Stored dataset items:

· · · · · · ·

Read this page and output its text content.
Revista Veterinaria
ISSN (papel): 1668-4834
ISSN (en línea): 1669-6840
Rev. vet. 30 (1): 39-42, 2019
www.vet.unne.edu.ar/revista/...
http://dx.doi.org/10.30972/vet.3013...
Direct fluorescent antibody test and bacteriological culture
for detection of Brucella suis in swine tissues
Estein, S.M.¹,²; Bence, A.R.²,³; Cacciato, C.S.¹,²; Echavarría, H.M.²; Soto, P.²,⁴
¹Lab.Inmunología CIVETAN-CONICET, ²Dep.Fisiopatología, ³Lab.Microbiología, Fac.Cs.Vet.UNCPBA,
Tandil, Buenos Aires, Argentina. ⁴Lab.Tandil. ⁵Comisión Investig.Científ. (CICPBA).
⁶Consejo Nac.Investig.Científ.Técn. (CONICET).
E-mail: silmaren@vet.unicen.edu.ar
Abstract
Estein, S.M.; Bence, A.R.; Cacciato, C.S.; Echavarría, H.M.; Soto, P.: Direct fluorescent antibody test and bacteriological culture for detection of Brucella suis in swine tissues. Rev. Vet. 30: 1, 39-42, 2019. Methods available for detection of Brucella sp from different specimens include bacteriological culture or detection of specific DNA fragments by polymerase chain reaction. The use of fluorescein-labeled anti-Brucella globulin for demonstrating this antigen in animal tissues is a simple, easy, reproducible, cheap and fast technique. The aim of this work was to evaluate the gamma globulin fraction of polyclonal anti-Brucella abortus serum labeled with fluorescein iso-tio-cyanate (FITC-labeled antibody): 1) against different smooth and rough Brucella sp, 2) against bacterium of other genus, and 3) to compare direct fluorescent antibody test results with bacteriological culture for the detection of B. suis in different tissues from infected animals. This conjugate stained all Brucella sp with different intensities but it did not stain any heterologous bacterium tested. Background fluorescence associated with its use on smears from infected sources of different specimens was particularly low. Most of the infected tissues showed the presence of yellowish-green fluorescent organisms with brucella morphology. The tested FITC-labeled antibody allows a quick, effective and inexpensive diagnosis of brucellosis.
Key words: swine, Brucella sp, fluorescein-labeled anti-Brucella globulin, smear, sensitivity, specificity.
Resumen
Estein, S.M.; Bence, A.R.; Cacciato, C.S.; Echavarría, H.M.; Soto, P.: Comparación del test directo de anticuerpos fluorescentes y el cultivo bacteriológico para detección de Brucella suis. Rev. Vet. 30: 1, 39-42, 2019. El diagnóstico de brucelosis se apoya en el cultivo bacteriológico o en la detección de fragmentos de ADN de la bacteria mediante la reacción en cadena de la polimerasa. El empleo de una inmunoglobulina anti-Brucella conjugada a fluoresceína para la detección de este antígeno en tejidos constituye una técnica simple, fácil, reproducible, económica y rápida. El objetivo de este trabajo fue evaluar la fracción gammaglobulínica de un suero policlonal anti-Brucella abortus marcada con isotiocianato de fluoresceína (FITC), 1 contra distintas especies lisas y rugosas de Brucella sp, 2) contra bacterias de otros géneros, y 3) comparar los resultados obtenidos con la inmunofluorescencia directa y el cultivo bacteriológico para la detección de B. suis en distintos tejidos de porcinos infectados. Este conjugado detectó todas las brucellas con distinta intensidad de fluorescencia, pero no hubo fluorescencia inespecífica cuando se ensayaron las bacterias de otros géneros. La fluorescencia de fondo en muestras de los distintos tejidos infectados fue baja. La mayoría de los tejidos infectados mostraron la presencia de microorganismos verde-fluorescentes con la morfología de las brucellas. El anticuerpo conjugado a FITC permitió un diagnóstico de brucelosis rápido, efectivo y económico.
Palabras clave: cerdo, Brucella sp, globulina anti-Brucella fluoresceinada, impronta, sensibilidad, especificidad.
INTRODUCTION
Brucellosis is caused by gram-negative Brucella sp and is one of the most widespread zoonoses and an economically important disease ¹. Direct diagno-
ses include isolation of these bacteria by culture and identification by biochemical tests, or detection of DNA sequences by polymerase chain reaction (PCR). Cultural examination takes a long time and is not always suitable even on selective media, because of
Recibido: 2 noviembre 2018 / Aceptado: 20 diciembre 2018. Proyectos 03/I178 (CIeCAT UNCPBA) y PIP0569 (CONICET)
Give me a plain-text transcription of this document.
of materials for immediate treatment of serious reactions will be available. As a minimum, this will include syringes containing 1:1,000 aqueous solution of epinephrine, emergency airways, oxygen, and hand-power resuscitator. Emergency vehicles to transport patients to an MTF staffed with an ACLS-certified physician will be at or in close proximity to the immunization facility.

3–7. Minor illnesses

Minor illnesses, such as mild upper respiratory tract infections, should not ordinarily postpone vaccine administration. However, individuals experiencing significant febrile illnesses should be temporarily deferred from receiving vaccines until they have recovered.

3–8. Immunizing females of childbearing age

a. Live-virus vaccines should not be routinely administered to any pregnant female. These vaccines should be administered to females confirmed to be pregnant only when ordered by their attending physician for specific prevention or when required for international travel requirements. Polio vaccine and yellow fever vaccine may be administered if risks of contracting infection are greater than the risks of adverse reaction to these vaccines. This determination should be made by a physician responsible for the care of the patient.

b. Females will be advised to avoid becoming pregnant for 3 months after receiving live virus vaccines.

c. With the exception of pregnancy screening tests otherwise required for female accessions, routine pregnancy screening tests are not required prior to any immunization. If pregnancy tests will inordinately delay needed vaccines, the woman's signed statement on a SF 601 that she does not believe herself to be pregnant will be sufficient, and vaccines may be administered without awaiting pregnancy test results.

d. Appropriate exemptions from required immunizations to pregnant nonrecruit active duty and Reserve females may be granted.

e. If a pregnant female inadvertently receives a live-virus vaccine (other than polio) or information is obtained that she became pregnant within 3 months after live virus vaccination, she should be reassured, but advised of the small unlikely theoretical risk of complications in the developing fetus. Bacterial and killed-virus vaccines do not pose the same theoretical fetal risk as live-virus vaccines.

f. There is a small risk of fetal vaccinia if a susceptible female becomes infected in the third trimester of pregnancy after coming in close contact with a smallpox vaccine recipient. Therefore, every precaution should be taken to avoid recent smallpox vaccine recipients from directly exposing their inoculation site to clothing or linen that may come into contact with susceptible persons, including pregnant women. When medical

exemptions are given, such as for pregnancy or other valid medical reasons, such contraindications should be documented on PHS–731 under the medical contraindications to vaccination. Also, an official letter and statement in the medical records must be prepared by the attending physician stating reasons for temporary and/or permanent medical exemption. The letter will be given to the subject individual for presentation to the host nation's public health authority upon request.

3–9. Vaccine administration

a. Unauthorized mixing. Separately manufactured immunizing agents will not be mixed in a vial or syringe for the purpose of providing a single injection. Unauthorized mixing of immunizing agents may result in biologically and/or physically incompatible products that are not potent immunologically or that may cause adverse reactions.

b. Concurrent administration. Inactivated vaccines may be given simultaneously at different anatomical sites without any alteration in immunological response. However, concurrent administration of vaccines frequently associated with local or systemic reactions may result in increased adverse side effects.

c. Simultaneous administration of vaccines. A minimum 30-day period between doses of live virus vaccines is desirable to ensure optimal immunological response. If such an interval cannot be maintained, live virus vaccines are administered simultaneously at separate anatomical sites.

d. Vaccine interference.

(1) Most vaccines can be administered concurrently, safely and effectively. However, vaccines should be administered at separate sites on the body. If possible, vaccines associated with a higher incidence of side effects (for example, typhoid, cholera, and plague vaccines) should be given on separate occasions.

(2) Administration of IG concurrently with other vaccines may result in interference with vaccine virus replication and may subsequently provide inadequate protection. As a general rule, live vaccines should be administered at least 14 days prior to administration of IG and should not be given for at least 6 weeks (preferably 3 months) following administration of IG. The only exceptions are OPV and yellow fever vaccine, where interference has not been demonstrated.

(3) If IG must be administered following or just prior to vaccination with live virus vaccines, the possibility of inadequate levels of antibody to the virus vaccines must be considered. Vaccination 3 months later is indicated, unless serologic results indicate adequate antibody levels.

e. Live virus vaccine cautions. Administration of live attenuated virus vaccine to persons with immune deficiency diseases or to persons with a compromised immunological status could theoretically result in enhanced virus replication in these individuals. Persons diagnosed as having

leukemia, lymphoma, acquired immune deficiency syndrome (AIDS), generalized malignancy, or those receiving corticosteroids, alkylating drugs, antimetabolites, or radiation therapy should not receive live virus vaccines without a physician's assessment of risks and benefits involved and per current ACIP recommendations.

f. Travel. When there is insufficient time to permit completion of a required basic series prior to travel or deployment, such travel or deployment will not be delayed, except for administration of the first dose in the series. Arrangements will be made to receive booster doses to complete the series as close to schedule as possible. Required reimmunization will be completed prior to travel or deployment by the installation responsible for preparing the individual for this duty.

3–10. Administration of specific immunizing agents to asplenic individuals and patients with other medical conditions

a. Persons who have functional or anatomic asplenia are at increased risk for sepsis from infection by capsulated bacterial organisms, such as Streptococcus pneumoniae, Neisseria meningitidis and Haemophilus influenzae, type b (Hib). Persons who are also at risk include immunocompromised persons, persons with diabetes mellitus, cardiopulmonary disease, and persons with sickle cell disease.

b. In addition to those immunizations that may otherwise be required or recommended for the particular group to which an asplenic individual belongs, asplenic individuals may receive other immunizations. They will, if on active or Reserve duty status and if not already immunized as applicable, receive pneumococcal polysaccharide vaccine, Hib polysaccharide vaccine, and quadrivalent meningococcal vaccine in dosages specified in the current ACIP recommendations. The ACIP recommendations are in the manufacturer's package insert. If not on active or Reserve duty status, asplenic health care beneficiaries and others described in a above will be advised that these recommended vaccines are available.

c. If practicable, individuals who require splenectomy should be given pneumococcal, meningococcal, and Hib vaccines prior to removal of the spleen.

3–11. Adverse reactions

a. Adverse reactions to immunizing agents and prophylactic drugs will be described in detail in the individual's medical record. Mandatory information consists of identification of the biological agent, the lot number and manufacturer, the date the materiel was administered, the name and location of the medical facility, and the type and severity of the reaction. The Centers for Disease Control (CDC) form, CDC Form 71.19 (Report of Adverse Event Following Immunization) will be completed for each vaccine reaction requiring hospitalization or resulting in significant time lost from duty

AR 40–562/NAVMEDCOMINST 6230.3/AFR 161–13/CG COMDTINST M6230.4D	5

· · · · · · ·

» Exercise
Return each line of the data above that includes the word "Científ".

» Answer for the task
Tandil, Buenos Aires, Argentina. ⁴Lab.Tandil. ⁵Comisión Investig.Científ. (CICPBA).
⁶Consejo Nac.Investig.Científ.Técn. (CONICET).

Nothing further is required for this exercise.